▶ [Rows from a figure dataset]

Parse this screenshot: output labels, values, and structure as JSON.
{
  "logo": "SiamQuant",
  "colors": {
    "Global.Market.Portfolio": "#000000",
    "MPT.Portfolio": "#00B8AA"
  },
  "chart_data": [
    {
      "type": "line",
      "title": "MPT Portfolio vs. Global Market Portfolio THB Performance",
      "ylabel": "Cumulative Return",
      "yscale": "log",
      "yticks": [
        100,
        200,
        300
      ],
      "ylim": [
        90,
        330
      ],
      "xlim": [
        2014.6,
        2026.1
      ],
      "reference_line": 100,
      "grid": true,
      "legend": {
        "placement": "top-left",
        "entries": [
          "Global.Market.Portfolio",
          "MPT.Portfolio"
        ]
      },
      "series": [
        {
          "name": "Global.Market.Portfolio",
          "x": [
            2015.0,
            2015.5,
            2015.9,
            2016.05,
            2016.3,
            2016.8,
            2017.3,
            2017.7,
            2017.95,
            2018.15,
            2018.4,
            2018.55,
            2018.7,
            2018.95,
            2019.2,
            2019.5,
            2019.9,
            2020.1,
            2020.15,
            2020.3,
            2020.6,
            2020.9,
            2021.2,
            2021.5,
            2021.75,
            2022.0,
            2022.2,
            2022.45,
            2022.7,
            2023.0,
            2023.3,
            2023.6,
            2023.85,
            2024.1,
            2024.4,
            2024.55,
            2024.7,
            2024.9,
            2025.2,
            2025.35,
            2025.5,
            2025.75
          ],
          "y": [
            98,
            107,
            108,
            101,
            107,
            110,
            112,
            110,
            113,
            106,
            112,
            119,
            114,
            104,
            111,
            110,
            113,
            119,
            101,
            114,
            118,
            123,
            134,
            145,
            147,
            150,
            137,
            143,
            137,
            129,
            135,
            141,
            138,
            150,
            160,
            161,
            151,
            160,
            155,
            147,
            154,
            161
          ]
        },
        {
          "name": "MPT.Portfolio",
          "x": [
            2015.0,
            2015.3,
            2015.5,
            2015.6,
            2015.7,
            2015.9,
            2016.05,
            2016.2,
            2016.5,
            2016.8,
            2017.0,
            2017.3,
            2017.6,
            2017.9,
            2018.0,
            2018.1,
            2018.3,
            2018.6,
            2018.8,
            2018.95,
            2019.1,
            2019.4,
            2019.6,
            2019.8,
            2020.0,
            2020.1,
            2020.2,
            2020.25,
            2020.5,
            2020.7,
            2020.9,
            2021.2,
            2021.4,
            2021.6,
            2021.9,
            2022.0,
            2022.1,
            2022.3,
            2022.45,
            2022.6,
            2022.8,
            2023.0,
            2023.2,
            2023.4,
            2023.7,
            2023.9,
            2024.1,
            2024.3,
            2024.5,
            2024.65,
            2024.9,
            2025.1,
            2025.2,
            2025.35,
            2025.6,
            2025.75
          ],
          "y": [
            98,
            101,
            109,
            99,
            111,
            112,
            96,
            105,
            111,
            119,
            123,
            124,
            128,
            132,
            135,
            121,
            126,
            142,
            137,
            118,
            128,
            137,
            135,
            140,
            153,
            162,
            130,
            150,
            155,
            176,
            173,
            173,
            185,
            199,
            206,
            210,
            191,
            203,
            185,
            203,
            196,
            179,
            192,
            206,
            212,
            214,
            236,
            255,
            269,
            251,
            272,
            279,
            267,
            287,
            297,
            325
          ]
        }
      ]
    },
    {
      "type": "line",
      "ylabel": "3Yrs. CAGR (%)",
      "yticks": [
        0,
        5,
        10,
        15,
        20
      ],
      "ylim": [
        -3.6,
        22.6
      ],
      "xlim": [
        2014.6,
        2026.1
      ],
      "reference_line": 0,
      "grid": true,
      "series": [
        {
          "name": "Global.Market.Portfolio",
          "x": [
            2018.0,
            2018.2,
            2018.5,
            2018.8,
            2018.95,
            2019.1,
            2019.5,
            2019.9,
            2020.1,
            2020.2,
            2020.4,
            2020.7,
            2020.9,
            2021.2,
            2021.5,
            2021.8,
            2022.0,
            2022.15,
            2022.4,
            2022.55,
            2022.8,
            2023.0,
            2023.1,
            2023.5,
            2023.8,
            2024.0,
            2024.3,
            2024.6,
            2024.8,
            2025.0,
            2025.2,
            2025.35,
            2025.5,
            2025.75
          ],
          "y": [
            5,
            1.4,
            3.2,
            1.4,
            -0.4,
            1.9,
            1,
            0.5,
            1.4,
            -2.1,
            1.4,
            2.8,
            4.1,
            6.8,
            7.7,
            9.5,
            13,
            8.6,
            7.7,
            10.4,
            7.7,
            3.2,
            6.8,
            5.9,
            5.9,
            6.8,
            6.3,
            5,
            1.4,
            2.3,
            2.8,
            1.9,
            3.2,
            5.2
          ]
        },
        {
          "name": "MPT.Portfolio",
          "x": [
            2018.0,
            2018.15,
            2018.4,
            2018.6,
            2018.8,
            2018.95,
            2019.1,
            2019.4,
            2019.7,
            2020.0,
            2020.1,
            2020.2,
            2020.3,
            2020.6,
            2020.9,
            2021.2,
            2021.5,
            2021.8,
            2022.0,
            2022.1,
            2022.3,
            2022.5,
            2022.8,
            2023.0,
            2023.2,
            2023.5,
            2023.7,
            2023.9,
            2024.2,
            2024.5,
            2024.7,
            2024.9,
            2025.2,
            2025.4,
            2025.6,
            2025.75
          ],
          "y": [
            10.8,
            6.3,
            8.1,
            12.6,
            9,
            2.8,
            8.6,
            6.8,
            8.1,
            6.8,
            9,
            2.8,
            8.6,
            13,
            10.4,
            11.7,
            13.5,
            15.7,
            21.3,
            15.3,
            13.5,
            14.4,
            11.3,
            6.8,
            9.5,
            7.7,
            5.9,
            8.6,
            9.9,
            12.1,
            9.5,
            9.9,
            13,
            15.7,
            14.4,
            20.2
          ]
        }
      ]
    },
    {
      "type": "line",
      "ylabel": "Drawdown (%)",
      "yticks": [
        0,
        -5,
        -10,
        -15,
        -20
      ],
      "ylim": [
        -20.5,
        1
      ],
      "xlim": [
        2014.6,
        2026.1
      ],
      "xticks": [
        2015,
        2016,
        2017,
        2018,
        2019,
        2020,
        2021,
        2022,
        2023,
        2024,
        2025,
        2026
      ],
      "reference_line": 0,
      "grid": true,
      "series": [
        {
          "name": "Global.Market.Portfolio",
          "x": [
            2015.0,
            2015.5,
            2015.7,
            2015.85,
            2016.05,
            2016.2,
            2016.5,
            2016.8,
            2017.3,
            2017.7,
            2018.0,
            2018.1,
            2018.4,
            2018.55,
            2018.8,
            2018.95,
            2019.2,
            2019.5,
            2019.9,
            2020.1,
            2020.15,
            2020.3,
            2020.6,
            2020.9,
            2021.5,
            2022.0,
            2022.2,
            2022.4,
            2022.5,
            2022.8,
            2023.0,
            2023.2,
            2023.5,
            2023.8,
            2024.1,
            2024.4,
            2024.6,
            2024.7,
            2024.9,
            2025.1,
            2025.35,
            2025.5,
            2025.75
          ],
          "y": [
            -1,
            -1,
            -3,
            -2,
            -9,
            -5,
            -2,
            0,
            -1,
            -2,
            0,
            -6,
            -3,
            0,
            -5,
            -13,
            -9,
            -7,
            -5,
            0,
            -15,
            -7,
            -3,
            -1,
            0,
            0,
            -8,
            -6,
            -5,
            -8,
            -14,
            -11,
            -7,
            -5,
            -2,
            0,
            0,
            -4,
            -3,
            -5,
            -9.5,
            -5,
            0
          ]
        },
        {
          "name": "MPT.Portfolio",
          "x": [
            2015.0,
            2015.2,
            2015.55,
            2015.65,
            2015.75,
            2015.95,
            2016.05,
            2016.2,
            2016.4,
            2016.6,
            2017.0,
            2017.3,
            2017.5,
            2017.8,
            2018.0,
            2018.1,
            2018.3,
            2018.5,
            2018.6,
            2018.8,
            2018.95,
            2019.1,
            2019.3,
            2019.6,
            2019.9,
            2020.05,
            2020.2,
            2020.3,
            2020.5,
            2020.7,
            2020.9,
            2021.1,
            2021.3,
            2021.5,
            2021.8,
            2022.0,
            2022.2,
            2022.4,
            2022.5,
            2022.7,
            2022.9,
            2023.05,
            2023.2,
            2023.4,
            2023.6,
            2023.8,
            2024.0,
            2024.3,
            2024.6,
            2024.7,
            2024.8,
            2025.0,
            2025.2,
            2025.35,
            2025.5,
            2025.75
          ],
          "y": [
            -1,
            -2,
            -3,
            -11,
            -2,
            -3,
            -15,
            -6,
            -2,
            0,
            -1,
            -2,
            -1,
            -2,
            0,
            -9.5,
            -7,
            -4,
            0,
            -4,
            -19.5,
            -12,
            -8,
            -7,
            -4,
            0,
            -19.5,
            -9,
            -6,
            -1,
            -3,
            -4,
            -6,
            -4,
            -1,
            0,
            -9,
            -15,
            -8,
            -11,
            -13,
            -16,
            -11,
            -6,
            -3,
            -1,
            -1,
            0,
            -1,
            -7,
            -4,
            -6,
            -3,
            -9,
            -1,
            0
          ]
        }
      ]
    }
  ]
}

▶ [TASK DETAILS] Go through the listing above and return every line where the word "ylabel" occurs.

▶ [RESULT OF THE EXERCISE]
      "ylabel": "Cumulative Return",
      "ylabel": "3Yrs. CAGR (%)",
      "ylabel": "Drawdown (%)",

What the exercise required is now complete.